* **REQUIRED TASK**
Write out every record below exactly as it appears.

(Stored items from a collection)
►
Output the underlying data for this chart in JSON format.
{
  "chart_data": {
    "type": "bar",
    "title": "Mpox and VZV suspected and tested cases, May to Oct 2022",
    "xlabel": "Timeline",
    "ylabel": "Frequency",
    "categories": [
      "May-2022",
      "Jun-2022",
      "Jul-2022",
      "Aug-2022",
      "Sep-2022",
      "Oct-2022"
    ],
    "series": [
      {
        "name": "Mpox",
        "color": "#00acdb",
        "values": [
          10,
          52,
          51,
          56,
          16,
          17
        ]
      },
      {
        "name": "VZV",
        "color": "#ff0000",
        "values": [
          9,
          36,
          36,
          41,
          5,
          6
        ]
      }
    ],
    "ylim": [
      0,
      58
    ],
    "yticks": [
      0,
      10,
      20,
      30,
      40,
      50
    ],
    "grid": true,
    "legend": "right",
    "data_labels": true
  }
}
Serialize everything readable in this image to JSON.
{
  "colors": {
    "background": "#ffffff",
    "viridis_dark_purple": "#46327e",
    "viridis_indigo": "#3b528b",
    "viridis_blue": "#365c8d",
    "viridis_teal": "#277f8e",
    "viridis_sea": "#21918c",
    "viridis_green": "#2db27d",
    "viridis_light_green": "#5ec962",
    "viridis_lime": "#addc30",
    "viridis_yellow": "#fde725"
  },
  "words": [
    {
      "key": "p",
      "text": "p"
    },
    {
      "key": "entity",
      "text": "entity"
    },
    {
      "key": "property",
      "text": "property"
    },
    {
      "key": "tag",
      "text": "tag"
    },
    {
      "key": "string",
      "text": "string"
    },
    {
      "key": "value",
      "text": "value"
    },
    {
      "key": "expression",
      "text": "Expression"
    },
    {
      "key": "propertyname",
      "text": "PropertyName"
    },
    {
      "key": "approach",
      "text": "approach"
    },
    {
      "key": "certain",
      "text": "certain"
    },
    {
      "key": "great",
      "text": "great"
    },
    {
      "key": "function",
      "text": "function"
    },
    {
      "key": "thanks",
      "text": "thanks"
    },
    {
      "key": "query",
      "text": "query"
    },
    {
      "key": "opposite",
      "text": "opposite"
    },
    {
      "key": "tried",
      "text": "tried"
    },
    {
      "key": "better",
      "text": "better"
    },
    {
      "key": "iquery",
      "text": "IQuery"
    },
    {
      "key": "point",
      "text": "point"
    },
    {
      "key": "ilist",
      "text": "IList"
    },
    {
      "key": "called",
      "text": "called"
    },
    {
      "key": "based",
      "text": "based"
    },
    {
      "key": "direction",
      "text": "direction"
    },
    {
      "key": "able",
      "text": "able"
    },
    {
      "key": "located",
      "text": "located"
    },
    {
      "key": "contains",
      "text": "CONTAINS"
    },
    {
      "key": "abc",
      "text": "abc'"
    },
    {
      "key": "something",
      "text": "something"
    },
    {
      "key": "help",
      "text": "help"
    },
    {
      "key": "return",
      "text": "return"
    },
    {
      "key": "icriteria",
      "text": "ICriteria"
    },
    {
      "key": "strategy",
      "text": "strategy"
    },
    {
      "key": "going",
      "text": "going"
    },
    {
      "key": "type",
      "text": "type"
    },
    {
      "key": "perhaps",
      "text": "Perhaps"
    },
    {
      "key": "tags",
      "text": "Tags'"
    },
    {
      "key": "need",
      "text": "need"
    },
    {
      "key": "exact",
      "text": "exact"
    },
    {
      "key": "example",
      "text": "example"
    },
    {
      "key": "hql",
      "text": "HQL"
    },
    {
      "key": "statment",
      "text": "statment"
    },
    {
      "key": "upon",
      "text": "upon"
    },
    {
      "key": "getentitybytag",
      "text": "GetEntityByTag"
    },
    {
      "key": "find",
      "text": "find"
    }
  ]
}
◄
* **ANSWER**
Output the underlying data for this chart in JSON format.
{
  "chart_data": {
    "type": "bar",
    "title": "Mpox and VZV suspected and tested cases, May to Oct 2022",
    "xlabel": "Timeline",
    "ylabel": "Frequency",
    "categories": [
      "May-2022",
      "Jun-2022",
      "Jul-2022",
      "Aug-2022",
      "Sep-2022",
      "Oct-2022"
    ],
    "series": [
      {
        "name": "Mpox",
        "color": "#00acdb",
        "values": [
          10,
          52,
          51,
          56,
          16,
          17
        ]
      },
      {
        "name": "VZV",
        "color": "#ff0000",
        "values": [
          9,
          36,
          36,
          41,
          5,
          6
        ]
      }
    ],
    "ylim": [
      0,
      58
    ],
    "yticks": [
      0,
      10,
      20,
      30,
      40,
      50
    ],
    "grid": true,
    "legend": "right",
    "data_labels": true
  }
}
Serialize everything readable in this image to JSON.
{
  "colors": {
    "background": "#ffffff",
    "viridis_dark_purple": "#46327e",
    "viridis_indigo": "#3b528b",
    "viridis_blue": "#365c8d",
    "viridis_teal": "#277f8e",
    "viridis_sea": "#21918c",
    "viridis_green": "#2db27d",
    "viridis_light_green": "#5ec962",
    "viridis_lime": "#addc30",
    "viridis_yellow": "#fde725"
  },
  "words": [
    {
      "key": "p",
      "text": "p"
    },
    {
      "key": "entity",
      "text": "entity"
    },
    {
      "key": "property",
      "text": "property"
    },
    {
      "key": "tag",
      "text": "tag"
    },
    {
      "key": "string",
      "text": "string"
    },
    {
      "key": "value",
      "text": "value"
    },
    {
      "key": "expression",
      "text": "Expression"
    },
    {
      "key": "propertyname",
      "text": "PropertyName"
    },
    {
      "key": "approach",
      "text": "approach"
    },
    {
      "key": "certain",
      "text": "certain"
    },
    {
      "key": "great",
      "text": "great"
    },
    {
      "key": "function",
      "text": "function"
    },
    {
      "key": "thanks",
      "text": "thanks"
    },
    {
      "key": "query",
      "text": "query"
    },
    {
      "key": "opposite",
      "text": "opposite"
    },
    {
      "key": "tried",
      "text": "tried"
    },
    {
      "key": "better",
      "text": "better"
    },
    {
      "key": "iquery",
      "text": "IQuery"
    },
    {
      "key": "point",
      "text": "point"
    },
    {
      "key": "ilist",
      "text": "IList"
    },
    {
      "key": "called",
      "text": "called"
    },
    {
      "key": "based",
      "text": "based"
    },
    {
      "key": "direction",
      "text": "direction"
    },
    {
      "key": "able",
      "text": "able"
    },
    {
      "key": "located",
      "text": "located"
    },
    {
      "key": "contains",
      "text": "CONTAINS"
    },
    {
      "key": "abc",
      "text": "abc'"
    },
    {
      "key": "something",
      "text": "something"
    },
    {
      "key": "help",
      "text": "help"
    },
    {
      "key": "return",
      "text": "return"
    },
    {
      "key": "icriteria",
      "text": "ICriteria"
    },
    {
      "key": "strategy",
      "text": "strategy"
    },
    {
      "key": "going",
      "text": "going"
    },
    {
      "key": "type",
      "text": "type"
    },
    {
      "key": "perhaps",
      "text": "Perhaps"
    },
    {
      "key": "tags",
      "text": "Tags'"
    },
    {
      "key": "need",
      "text": "need"
    },
    {
      "key": "exact",
      "text": "exact"
    },
    {
      "key": "example",
      "text": "example"
    },
    {
      "key": "hql",
      "text": "HQL"
    },
    {
      "key": "statment",
      "text": "statment"
    },
    {
      "key": "upon",
      "text": "upon"
    },
    {
      "key": "getentitybytag",
      "text": "GetEntityByTag"
    },
    {
      "key": "find",
      "text": "find"
    }
  ]
}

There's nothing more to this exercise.